# THE EXERCISE
From the entries below, copy every line holding the word "Тепловое".
- - -
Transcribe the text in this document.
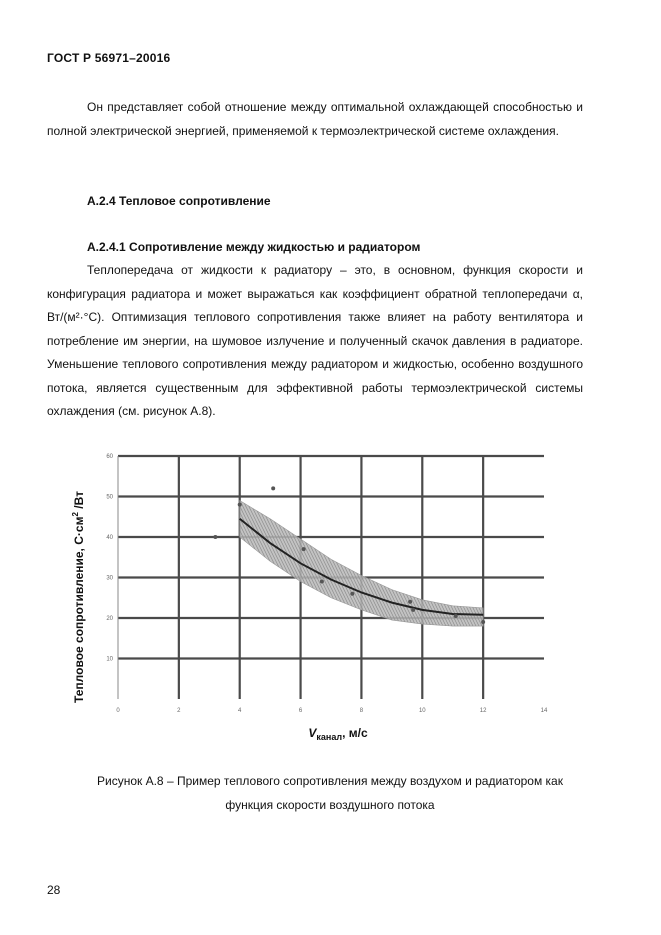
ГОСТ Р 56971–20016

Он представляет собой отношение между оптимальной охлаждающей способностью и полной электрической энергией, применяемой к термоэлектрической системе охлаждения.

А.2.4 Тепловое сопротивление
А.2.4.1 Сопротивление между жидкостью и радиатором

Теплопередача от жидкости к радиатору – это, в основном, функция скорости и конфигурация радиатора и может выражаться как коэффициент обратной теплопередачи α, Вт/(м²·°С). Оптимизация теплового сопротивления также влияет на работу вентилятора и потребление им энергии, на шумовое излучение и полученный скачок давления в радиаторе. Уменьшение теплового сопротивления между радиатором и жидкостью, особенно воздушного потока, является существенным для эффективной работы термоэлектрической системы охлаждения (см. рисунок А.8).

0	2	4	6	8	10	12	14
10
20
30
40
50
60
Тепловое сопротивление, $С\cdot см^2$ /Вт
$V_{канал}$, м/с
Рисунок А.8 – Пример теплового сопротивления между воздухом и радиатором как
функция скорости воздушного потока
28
- - -
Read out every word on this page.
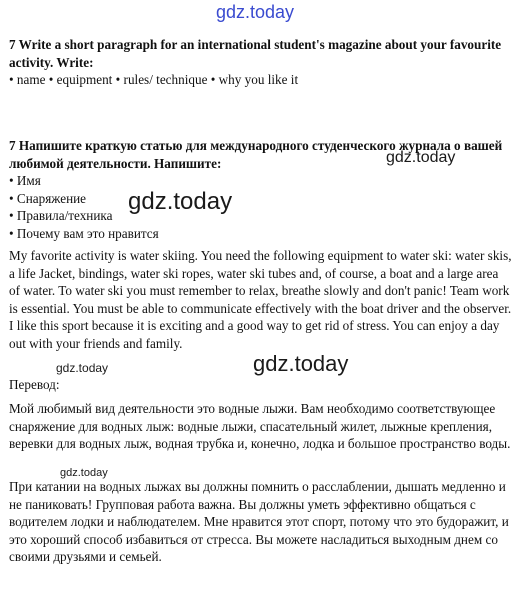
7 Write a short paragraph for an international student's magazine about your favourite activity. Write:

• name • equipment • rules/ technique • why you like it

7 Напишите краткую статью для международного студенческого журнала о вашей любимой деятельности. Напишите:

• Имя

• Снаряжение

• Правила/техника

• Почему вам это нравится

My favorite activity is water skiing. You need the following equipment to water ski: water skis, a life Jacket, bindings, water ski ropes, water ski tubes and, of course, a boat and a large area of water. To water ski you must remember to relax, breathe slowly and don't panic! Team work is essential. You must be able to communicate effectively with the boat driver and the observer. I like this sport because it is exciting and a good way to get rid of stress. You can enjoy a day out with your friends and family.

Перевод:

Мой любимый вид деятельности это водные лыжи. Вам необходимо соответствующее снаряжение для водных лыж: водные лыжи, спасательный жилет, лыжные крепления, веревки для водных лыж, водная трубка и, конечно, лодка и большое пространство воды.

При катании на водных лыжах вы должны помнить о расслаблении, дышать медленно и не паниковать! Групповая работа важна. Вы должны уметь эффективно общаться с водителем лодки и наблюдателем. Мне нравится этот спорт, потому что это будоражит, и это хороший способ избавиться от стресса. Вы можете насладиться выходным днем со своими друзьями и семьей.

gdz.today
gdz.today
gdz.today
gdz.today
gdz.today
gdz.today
- - -
# FINAL RESULT
А.2.4 Тепловое сопротивление
Тепловое сопротивление, $С\cdot см^2$ /Вт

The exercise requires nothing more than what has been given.